DESCRIPTION OF THE TASK: Copy out the line that contains "Transcribe this image's", the line that contains "Convert this screenshot", and every line between them, exactly, and nothing else.

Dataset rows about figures

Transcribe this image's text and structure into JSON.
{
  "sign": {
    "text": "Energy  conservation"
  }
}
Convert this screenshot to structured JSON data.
...
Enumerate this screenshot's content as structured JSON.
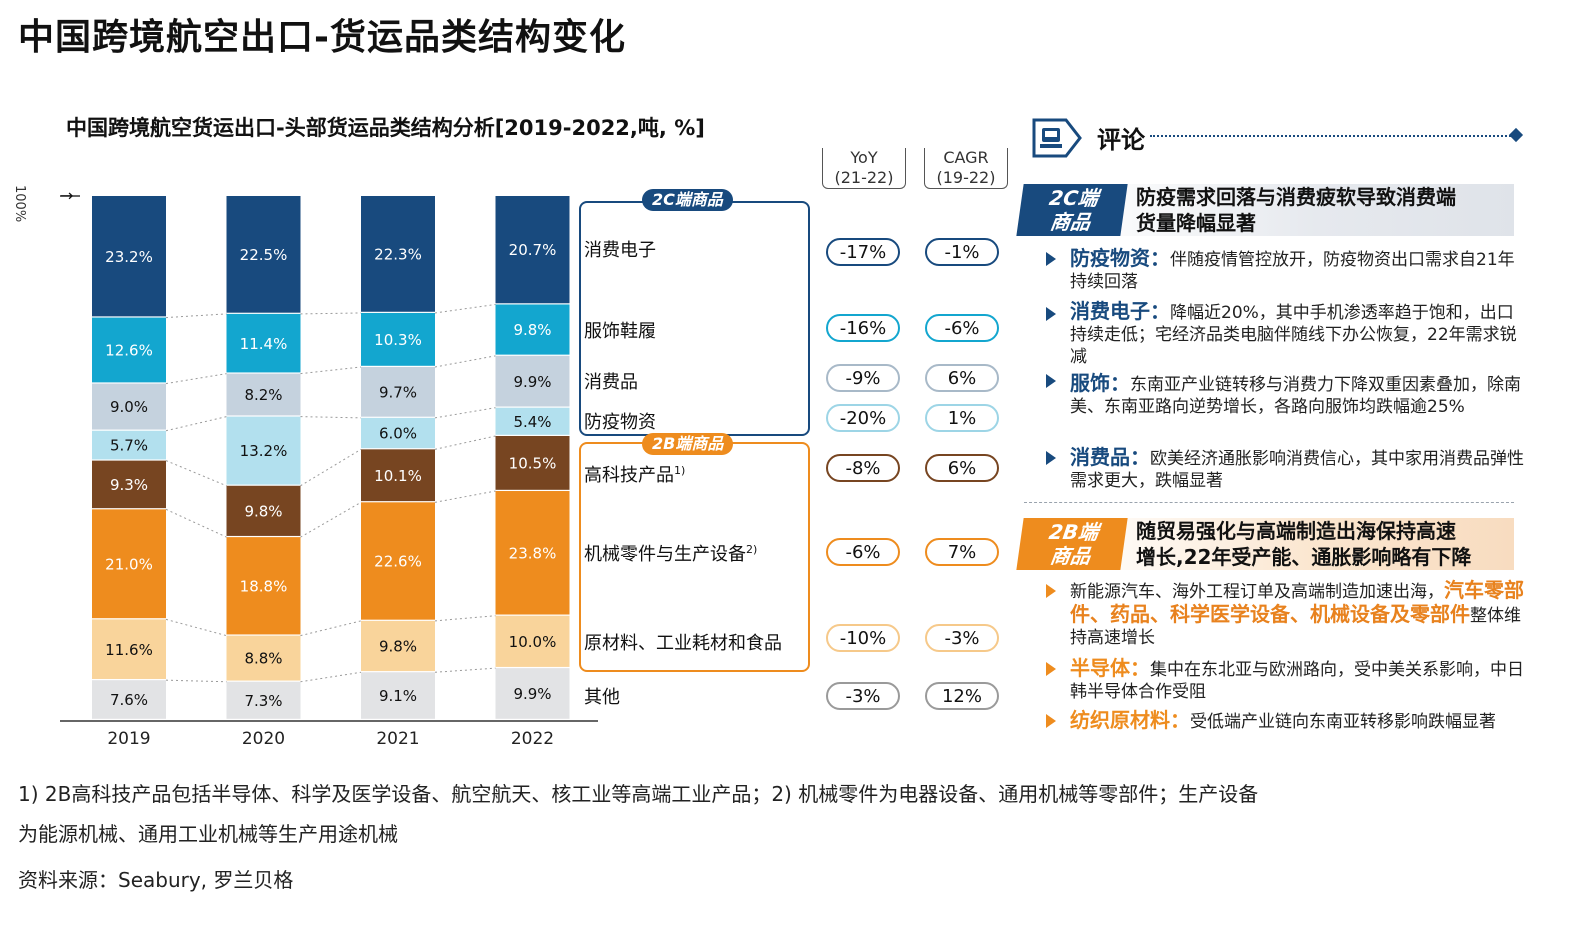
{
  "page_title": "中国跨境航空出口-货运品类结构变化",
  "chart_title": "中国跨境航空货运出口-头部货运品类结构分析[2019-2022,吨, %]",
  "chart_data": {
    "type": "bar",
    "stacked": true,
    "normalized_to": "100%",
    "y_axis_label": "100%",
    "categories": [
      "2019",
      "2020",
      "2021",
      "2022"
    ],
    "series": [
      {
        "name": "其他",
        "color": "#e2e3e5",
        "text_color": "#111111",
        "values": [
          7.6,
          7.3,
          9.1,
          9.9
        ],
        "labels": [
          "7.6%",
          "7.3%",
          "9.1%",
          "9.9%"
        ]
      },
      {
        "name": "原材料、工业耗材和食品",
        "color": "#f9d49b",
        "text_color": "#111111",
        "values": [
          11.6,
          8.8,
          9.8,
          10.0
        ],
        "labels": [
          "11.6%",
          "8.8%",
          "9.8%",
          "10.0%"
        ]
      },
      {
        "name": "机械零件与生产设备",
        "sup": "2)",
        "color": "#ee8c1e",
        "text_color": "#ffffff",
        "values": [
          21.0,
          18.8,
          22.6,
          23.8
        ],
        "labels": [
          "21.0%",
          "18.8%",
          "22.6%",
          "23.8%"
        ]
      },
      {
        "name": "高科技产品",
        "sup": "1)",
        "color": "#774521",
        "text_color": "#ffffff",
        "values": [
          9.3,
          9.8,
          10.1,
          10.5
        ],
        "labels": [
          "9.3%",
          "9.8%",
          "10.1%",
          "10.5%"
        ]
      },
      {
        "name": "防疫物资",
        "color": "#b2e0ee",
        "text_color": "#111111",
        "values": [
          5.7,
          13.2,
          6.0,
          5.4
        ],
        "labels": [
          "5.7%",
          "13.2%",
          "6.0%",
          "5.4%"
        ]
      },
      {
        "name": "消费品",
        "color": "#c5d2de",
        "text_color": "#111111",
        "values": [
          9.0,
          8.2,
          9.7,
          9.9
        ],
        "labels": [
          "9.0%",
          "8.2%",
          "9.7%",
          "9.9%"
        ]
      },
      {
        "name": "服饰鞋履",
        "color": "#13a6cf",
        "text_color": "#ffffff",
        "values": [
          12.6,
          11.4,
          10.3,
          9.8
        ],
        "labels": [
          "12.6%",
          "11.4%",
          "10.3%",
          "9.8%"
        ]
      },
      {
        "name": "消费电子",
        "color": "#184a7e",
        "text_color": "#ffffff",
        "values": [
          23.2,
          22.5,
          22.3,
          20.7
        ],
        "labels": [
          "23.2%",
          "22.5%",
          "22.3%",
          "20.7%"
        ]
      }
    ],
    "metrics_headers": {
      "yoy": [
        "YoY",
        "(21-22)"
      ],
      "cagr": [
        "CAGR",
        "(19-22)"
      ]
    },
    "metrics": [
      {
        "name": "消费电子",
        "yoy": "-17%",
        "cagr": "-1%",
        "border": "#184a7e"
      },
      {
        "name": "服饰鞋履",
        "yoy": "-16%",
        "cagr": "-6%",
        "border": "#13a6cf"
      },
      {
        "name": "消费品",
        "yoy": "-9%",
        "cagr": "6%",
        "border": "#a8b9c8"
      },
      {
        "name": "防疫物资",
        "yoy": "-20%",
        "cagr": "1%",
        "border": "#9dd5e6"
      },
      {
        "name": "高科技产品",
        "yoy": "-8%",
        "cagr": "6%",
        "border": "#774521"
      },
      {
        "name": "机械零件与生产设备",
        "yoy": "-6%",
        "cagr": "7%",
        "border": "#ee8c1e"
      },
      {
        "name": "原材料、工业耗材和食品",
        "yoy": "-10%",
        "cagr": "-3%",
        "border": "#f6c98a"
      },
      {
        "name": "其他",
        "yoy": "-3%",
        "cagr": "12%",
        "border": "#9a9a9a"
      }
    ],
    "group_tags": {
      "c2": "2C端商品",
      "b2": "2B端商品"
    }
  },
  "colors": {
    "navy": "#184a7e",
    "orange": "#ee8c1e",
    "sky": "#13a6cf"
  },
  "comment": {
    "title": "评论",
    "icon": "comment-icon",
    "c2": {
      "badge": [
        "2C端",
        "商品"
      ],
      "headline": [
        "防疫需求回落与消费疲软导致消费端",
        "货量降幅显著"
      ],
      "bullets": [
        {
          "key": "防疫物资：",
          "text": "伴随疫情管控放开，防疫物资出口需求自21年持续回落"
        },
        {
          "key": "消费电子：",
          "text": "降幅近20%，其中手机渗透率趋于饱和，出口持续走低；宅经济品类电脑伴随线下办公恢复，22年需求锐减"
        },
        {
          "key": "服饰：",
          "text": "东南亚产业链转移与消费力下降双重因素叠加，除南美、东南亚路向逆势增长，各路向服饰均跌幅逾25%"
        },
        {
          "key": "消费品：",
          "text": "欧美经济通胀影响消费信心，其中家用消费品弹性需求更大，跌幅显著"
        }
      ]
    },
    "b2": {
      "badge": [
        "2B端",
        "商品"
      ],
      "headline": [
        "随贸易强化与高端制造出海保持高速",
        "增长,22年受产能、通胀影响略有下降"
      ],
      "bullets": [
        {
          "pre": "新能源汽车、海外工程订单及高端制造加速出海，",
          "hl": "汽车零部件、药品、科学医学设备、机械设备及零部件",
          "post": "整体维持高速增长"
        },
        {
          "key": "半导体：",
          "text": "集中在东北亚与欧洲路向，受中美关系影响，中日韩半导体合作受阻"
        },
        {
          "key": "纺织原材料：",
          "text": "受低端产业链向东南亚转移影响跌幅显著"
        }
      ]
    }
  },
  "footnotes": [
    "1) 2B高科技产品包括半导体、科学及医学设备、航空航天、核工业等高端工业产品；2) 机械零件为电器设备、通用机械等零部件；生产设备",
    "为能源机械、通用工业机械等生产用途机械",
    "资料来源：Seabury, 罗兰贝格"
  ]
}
---
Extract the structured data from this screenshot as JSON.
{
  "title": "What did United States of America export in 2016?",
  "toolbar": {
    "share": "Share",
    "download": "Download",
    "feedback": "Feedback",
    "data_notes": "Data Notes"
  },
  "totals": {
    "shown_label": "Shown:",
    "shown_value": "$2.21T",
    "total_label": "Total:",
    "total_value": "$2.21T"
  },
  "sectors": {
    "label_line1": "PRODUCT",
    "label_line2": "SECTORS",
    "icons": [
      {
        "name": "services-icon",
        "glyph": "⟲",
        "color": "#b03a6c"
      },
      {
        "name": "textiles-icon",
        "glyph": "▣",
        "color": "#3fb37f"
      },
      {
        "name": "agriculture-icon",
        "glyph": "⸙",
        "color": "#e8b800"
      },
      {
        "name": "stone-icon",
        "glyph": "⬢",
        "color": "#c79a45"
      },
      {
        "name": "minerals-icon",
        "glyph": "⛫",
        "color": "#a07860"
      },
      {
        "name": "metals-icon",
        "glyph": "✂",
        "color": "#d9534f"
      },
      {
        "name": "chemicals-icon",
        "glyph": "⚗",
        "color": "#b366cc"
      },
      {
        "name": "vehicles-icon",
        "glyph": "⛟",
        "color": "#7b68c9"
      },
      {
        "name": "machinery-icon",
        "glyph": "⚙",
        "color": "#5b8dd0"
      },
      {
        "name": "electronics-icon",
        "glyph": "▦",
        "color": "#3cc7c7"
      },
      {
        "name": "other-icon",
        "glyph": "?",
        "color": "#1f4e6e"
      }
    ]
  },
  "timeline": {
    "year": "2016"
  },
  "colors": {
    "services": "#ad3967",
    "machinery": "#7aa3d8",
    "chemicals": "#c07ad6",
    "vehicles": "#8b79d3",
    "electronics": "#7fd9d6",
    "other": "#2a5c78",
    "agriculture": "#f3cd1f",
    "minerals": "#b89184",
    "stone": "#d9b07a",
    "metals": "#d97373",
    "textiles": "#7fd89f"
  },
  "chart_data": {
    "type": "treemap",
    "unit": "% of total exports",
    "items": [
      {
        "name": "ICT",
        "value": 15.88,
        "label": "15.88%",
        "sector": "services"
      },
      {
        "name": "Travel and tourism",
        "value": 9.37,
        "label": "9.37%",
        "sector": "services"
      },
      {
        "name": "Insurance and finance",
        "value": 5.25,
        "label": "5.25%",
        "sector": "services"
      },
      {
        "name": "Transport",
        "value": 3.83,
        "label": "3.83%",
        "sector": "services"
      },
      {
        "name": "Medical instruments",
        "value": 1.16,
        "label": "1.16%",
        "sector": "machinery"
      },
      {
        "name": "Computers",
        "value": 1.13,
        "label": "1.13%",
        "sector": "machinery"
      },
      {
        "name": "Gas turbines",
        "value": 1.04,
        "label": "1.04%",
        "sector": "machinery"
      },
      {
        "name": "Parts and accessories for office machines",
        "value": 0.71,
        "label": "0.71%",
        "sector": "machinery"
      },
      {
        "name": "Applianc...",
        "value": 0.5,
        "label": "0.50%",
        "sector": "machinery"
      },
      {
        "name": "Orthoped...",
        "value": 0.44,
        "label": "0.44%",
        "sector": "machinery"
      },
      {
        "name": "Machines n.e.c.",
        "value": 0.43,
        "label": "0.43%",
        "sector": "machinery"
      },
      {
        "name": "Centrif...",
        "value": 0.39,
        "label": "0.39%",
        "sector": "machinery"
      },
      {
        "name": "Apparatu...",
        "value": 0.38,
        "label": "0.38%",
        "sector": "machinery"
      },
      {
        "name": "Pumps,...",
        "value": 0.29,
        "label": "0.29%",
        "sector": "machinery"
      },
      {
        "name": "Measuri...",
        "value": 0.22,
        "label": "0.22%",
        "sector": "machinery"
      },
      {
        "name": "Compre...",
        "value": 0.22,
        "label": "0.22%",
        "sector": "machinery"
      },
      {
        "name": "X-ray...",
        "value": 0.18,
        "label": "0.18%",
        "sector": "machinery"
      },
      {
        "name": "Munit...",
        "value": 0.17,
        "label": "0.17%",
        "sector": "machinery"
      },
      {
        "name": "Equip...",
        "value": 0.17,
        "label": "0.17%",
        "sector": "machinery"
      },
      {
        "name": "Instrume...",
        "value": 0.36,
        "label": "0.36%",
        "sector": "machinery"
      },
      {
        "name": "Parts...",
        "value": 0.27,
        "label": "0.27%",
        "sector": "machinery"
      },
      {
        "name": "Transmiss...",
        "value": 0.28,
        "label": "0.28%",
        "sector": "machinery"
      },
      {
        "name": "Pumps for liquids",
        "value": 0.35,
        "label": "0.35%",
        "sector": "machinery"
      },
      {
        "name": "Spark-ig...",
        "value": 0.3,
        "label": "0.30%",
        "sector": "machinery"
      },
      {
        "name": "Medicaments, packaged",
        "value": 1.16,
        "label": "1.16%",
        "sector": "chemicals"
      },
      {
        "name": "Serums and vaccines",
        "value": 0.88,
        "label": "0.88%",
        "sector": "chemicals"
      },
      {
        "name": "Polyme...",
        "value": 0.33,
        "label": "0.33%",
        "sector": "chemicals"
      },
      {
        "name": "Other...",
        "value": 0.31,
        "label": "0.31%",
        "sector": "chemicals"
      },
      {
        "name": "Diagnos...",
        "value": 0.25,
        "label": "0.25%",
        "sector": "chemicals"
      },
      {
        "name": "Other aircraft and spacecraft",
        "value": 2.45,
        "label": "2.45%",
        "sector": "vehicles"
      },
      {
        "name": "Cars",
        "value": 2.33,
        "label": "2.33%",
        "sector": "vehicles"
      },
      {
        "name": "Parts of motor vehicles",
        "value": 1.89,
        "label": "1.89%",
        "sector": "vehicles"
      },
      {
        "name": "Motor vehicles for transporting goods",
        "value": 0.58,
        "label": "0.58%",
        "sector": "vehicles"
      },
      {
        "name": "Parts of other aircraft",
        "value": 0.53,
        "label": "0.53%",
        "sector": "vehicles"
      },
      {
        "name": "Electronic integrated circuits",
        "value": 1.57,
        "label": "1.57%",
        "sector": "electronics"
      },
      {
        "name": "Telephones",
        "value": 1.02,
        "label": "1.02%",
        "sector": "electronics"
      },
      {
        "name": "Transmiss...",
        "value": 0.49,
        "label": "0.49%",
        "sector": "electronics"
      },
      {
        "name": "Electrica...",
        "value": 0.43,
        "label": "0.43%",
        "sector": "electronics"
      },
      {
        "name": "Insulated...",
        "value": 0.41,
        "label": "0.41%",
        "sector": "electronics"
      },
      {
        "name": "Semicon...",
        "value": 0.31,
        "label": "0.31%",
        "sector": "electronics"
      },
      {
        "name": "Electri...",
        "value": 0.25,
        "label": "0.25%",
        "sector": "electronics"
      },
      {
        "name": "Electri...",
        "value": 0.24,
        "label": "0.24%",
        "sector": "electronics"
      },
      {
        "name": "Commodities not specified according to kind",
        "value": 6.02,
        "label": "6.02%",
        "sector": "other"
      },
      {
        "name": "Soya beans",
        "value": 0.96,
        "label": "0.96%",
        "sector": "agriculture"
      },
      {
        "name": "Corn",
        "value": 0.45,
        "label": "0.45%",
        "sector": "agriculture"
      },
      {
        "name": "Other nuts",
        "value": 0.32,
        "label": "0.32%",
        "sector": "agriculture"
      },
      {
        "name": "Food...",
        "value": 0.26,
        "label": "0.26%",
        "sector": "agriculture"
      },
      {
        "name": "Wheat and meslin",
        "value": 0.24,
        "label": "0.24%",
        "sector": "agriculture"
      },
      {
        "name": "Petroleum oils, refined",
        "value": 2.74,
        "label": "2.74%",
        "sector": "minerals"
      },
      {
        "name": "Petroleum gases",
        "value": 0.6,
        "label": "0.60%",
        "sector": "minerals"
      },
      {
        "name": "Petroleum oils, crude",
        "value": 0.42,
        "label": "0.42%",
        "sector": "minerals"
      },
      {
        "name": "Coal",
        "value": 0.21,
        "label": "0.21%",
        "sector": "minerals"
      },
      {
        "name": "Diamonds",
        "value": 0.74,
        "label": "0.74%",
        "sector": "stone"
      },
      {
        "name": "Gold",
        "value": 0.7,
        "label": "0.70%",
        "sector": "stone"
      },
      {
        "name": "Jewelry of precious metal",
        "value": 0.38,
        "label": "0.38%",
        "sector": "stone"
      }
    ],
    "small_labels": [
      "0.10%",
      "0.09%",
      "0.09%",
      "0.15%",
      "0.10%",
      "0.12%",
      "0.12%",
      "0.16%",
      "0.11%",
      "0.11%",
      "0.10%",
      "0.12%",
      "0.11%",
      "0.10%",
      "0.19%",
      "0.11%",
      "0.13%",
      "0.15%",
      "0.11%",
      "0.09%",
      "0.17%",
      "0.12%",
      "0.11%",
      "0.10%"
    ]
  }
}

WORKED ANSWER:
Transcribe this image's text and structure into JSON.
{
  "sign": {
    "text": "Energy  conservation"
  }
}
Convert this screenshot to structured JSON data.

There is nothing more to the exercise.